• YOUR OBJECTIVE
From the entries below, copy out every line with "emacs" in it.

• EXCERPTED DATA
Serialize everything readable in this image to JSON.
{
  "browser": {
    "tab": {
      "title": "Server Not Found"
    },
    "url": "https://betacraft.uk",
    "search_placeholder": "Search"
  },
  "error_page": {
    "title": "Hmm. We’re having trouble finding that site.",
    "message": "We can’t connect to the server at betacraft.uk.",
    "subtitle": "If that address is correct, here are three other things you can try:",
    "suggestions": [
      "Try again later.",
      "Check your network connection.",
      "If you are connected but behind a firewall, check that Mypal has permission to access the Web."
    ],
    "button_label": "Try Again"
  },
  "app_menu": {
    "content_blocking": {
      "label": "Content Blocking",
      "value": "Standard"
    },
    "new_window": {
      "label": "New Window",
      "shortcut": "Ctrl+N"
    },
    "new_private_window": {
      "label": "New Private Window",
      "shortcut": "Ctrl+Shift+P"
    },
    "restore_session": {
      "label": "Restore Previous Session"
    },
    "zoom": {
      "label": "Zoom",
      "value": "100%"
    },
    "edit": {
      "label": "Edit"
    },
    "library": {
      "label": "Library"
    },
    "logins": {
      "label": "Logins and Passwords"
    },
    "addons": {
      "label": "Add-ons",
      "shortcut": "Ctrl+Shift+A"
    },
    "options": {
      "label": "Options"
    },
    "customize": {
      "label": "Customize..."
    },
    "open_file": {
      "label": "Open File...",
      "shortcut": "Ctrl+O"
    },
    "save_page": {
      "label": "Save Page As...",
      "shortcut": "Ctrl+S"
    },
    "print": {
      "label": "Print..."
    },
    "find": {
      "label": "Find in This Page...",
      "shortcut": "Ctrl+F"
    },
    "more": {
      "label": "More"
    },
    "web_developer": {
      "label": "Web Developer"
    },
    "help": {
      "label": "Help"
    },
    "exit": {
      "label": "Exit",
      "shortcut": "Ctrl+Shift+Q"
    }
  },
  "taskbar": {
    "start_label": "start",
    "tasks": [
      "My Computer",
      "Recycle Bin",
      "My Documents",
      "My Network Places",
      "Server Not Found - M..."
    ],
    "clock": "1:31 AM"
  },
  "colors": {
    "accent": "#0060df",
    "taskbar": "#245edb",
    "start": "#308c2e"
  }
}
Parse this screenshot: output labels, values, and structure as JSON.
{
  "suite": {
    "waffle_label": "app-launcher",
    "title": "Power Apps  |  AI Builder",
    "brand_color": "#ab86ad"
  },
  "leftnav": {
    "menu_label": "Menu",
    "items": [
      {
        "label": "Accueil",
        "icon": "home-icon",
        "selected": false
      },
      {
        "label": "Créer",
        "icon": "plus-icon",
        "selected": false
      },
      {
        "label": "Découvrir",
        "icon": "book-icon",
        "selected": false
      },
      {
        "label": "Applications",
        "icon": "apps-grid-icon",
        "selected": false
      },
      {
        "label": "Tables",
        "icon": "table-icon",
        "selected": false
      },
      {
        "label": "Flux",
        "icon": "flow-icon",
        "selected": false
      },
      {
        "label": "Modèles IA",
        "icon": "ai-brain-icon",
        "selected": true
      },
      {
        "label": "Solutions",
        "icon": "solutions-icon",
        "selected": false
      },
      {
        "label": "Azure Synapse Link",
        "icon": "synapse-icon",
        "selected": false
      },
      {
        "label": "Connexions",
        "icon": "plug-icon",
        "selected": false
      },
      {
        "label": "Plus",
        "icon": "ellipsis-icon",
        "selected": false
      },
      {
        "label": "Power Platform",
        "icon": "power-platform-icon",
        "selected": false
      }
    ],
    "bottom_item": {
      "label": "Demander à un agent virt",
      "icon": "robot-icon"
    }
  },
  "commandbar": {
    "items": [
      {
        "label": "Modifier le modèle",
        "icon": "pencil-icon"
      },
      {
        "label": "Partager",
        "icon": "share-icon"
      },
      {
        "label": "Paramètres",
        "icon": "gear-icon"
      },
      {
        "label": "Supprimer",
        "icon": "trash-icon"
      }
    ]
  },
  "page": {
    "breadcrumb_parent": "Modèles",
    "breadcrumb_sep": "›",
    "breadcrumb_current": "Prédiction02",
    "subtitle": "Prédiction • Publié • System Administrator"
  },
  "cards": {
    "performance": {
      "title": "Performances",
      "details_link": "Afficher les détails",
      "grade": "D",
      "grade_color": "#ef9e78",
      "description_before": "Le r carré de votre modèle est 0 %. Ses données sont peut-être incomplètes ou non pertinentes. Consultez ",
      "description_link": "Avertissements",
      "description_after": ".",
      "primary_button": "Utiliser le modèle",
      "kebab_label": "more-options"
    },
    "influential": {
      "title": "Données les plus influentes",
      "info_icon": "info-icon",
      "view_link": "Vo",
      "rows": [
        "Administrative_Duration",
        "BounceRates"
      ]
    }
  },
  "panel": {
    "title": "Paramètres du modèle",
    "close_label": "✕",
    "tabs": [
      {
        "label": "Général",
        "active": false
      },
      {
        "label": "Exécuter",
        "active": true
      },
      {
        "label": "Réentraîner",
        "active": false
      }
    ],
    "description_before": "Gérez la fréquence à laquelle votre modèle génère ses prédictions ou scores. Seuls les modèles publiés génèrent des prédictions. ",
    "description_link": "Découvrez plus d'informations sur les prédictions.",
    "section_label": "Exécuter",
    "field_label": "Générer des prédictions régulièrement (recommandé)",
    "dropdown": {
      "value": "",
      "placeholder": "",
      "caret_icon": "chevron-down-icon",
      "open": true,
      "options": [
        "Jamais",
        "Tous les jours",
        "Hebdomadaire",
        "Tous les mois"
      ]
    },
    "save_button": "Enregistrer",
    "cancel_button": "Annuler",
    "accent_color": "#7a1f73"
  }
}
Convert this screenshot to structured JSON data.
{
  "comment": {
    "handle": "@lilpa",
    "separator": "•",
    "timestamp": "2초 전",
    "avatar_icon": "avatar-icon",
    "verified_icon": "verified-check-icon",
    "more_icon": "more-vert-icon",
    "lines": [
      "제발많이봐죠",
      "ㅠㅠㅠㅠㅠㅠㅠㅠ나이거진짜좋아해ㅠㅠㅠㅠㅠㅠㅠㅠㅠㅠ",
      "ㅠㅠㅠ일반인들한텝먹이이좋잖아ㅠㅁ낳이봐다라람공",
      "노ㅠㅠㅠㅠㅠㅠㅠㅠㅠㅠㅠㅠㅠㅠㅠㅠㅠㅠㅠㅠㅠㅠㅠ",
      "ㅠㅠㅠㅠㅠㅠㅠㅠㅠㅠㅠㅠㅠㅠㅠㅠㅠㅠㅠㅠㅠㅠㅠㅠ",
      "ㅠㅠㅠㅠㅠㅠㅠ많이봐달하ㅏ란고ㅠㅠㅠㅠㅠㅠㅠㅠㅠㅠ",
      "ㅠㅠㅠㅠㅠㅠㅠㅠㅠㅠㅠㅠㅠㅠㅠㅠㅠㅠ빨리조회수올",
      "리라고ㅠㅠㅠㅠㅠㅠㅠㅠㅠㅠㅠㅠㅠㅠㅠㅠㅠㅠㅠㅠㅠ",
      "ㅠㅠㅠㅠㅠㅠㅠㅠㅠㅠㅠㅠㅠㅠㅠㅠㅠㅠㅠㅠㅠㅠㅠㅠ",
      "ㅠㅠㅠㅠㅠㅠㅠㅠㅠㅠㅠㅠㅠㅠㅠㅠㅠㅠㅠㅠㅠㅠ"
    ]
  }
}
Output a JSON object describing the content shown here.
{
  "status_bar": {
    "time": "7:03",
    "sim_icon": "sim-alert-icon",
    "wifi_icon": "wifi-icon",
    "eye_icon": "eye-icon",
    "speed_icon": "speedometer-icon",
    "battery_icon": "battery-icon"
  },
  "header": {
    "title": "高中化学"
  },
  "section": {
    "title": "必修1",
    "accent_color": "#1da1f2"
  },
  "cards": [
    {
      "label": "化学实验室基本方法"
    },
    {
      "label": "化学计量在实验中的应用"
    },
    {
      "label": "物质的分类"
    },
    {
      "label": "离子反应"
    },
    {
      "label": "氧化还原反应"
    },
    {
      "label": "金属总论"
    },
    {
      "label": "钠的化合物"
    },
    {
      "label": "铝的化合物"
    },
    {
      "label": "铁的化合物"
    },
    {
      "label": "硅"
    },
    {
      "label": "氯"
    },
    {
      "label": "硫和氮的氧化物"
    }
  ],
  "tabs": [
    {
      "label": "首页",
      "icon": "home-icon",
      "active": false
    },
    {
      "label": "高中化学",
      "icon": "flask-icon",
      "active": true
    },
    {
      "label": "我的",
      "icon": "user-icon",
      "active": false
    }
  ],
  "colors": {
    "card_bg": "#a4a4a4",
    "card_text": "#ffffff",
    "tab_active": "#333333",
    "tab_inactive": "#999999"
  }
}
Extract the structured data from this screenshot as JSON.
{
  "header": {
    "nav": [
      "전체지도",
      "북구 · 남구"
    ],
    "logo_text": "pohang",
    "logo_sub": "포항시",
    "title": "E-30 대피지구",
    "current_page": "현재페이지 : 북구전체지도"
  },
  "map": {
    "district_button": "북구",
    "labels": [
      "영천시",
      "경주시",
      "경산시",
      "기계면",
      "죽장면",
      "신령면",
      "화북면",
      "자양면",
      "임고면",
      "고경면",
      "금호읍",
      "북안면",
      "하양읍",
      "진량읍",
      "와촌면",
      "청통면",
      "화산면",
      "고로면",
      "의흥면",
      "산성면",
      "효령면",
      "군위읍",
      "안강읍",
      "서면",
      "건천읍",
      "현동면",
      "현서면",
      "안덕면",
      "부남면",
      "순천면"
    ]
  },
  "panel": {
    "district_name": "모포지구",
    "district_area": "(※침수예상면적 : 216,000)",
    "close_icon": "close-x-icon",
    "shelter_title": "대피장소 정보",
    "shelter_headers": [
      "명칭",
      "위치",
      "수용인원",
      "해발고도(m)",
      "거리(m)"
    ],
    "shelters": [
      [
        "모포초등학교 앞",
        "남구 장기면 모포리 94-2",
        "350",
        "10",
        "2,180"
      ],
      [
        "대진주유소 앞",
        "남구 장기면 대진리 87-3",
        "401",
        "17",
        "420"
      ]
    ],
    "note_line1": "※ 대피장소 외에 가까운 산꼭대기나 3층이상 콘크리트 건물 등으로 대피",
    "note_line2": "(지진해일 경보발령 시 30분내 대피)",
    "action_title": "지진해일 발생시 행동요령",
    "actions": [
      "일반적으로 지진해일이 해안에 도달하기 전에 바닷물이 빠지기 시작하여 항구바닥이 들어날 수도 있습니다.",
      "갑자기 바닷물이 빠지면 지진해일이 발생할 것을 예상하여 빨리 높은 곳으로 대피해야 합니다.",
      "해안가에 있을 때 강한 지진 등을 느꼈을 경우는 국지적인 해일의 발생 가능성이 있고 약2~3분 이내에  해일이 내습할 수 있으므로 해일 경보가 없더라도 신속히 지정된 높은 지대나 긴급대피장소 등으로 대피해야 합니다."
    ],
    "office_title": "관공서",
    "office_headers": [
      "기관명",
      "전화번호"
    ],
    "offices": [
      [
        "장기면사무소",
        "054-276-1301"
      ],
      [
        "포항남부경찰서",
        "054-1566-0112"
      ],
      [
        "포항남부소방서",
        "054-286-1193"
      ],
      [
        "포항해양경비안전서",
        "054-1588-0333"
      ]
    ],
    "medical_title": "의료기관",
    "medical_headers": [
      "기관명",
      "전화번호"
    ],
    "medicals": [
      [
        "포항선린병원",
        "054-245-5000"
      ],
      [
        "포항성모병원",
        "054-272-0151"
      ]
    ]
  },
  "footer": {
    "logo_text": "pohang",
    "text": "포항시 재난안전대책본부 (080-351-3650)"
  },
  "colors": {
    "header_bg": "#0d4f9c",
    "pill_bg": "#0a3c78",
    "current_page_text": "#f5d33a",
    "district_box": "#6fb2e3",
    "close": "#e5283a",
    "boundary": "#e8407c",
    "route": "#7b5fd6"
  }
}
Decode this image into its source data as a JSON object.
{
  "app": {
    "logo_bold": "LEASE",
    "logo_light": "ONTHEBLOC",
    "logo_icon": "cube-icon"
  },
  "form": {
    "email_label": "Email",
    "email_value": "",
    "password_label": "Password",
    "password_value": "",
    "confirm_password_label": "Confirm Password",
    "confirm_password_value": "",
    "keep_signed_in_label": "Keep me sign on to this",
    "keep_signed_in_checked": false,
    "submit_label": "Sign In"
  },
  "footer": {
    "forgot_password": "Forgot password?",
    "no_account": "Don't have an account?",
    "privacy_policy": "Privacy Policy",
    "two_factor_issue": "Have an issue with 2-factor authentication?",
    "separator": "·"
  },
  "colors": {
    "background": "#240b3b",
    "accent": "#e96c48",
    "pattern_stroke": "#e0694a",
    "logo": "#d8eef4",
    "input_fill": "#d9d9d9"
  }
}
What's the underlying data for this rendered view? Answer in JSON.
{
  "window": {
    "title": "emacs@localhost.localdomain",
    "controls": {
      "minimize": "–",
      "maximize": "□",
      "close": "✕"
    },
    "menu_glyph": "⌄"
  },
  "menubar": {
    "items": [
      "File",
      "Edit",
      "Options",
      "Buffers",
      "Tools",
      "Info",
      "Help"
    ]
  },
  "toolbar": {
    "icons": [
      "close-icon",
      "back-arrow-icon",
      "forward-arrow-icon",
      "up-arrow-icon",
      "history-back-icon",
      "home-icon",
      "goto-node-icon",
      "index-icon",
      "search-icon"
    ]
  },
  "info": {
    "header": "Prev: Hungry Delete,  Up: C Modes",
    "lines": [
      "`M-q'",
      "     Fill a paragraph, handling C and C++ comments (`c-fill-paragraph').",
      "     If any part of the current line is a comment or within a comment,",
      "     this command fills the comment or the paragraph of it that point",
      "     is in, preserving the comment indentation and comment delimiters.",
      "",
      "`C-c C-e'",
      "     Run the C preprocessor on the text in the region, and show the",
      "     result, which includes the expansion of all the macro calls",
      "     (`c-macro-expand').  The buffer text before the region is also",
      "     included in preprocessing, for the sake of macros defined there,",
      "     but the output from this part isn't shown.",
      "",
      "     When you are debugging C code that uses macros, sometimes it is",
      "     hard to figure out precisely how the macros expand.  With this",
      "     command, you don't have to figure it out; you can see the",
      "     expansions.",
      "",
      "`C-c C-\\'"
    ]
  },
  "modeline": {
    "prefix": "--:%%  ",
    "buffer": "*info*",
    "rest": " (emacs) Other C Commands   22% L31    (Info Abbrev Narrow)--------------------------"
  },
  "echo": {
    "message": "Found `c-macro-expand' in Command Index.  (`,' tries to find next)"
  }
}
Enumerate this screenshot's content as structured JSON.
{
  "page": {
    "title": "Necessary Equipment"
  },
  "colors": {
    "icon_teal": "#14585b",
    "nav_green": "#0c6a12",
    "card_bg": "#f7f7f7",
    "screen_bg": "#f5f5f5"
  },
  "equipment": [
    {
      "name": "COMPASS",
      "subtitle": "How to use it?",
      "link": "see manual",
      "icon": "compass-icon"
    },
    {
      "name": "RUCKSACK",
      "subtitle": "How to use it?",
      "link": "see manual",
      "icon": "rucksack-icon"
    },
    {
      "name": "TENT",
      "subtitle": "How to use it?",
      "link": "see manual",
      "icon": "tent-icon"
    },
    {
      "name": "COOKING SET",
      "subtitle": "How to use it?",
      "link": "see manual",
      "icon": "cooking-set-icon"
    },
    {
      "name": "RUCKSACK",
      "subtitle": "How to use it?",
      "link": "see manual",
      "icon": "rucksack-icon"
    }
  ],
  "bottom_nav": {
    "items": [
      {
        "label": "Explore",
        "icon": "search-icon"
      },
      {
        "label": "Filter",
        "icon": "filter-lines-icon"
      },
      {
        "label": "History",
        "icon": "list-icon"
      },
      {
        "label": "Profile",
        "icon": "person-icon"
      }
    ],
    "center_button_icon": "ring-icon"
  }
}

• RESULT BELOW
    "title": "emacs@localhost.localdomain",
    "rest": " (emacs) Other C Commands   22% L31    (Info Abbrev Narrow)--------------------------"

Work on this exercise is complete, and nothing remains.